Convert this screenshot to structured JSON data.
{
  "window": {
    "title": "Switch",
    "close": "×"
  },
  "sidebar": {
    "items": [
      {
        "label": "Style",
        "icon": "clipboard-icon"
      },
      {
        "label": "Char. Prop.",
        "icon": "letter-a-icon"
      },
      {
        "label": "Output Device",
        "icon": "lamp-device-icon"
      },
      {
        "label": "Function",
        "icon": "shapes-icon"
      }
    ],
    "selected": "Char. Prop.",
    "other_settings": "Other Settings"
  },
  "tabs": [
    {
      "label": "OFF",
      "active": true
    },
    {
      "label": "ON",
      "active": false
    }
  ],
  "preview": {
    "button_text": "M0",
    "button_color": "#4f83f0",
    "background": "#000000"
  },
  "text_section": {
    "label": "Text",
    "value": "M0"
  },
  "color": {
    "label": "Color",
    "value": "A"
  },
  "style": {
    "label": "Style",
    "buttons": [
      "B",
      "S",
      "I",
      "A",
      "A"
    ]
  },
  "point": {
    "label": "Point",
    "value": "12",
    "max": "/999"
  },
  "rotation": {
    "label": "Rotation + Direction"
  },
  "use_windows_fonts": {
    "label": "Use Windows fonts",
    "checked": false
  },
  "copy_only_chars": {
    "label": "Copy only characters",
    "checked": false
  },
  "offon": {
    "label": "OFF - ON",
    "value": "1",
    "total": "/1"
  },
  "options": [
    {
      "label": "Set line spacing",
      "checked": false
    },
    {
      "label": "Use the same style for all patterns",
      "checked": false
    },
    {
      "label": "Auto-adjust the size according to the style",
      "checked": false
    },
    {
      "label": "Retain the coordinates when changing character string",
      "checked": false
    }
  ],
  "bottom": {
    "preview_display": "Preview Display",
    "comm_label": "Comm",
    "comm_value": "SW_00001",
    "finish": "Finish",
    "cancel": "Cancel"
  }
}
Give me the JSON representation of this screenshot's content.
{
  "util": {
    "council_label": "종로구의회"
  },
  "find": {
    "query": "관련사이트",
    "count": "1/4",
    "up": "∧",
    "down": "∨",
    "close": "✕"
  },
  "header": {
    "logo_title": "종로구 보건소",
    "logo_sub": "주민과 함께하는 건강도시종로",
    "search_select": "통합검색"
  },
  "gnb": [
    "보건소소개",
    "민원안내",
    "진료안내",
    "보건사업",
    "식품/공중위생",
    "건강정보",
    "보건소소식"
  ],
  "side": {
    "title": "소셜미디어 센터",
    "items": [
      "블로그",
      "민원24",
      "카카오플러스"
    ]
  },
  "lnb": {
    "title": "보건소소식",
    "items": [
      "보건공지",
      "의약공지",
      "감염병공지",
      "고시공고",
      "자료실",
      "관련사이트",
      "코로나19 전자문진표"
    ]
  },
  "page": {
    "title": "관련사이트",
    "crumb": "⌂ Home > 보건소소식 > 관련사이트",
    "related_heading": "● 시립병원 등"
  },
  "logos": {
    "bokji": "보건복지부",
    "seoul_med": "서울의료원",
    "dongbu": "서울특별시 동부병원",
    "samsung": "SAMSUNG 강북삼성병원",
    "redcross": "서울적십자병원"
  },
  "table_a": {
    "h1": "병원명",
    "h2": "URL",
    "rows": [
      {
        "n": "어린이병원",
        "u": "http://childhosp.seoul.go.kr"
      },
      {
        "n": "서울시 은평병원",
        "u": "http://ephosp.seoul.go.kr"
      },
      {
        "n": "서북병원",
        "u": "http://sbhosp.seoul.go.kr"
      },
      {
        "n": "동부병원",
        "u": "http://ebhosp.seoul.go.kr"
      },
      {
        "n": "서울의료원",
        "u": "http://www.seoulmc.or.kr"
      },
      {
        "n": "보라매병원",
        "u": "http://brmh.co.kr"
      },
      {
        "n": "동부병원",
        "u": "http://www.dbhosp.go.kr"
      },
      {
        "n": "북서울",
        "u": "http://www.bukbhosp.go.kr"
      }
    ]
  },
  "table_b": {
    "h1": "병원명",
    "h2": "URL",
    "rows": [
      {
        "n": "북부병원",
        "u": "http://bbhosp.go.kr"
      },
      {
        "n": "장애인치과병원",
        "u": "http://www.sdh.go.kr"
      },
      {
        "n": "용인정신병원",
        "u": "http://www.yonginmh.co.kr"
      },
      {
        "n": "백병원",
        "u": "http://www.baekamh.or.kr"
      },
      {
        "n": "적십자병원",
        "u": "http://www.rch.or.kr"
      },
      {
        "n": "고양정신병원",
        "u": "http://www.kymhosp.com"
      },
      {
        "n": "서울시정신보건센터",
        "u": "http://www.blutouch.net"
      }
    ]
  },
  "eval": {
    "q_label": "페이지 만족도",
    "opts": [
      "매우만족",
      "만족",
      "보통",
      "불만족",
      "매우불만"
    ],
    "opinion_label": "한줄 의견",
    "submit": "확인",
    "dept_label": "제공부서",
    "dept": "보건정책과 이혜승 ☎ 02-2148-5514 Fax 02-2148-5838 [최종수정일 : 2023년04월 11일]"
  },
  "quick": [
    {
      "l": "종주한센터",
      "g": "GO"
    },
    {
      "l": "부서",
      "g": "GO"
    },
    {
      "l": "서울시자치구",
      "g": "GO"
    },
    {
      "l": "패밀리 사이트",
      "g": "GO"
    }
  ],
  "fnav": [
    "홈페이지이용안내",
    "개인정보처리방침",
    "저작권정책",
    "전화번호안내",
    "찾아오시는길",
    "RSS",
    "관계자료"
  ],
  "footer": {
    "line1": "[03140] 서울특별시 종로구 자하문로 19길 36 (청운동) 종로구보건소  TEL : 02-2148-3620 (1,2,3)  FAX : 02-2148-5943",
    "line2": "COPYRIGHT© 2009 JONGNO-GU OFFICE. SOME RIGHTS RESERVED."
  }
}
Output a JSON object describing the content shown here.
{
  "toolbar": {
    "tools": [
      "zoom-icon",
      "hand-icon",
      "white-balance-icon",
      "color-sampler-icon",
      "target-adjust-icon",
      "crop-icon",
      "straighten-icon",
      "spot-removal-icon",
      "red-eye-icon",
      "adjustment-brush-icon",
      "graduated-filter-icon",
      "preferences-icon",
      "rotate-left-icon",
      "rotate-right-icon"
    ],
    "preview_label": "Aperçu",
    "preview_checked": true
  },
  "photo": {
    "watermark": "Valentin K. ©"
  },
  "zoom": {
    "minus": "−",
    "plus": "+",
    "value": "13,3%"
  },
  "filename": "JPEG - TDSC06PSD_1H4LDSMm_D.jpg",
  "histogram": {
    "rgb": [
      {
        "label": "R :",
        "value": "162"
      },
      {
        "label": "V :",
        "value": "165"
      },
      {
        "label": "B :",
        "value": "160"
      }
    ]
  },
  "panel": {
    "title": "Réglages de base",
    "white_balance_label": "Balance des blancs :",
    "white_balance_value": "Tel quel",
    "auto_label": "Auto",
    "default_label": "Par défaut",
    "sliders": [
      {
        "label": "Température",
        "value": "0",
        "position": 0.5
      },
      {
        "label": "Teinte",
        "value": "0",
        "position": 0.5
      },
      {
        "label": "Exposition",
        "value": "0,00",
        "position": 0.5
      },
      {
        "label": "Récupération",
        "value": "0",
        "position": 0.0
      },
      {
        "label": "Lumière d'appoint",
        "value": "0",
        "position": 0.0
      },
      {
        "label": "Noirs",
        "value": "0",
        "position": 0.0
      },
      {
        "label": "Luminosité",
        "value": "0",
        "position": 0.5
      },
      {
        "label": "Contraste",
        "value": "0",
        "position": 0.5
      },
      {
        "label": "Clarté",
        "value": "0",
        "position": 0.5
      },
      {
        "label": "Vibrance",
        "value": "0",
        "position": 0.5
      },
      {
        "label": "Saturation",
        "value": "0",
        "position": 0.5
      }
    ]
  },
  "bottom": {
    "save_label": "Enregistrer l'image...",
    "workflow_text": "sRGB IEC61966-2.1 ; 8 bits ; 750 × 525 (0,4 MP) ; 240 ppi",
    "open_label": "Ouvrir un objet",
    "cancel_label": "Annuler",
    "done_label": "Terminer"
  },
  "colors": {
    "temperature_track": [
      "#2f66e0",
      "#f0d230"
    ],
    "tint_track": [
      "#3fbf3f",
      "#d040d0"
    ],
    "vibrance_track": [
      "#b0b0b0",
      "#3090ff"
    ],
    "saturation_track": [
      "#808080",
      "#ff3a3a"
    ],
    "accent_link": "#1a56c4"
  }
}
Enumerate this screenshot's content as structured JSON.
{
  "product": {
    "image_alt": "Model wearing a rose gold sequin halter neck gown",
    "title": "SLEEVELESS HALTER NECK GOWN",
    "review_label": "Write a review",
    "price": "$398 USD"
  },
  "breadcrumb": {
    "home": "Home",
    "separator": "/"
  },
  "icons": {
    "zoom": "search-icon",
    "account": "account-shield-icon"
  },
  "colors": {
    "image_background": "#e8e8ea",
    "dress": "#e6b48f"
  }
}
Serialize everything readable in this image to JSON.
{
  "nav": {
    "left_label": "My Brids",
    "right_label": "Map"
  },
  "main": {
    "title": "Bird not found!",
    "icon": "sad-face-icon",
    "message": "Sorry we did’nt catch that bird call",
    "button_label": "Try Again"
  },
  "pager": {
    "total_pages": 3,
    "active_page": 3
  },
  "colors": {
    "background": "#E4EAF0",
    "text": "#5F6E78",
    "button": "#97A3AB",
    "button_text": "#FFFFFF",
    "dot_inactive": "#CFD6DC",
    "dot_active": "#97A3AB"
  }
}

• **Short exercise**:
Begin with the line containing "Enumerate this screenshot's" and repeat each line exactly until the records above end.

• **Task response**:
Enumerate this screenshot's content as structured JSON.
{
  "product": {
    "image_alt": "Model wearing a rose gold sequin halter neck gown",
    "title": "SLEEVELESS HALTER NECK GOWN",
    "review_label": "Write a review",
    "price": "$398 USD"
  },
  "breadcrumb": {
    "home": "Home",
    "separator": "/"
  },
  "icons": {
    "zoom": "search-icon",
    "account": "account-shield-icon"
  },
  "colors": {
    "image_background": "#e8e8ea",
    "dress": "#e6b48f"
  }
}
Serialize everything readable in this image to JSON.
{
  "nav": {
    "left_label": "My Brids",
    "right_label": "Map"
  },
  "main": {
    "title": "Bird not found!",
    "icon": "sad-face-icon",
    "message": "Sorry we did’nt catch that bird call",
    "button_label": "Try Again"
  },
  "pager": {
    "total_pages": 3,
    "active_page": 3
  },
  "colors": {
    "background": "#E4EAF0",
    "text": "#5F6E78",
    "button": "#97A3AB",
    "button_text": "#FFFFFF",
    "dot_inactive": "#CFD6DC",
    "dot_active": "#97A3AB"
  }
}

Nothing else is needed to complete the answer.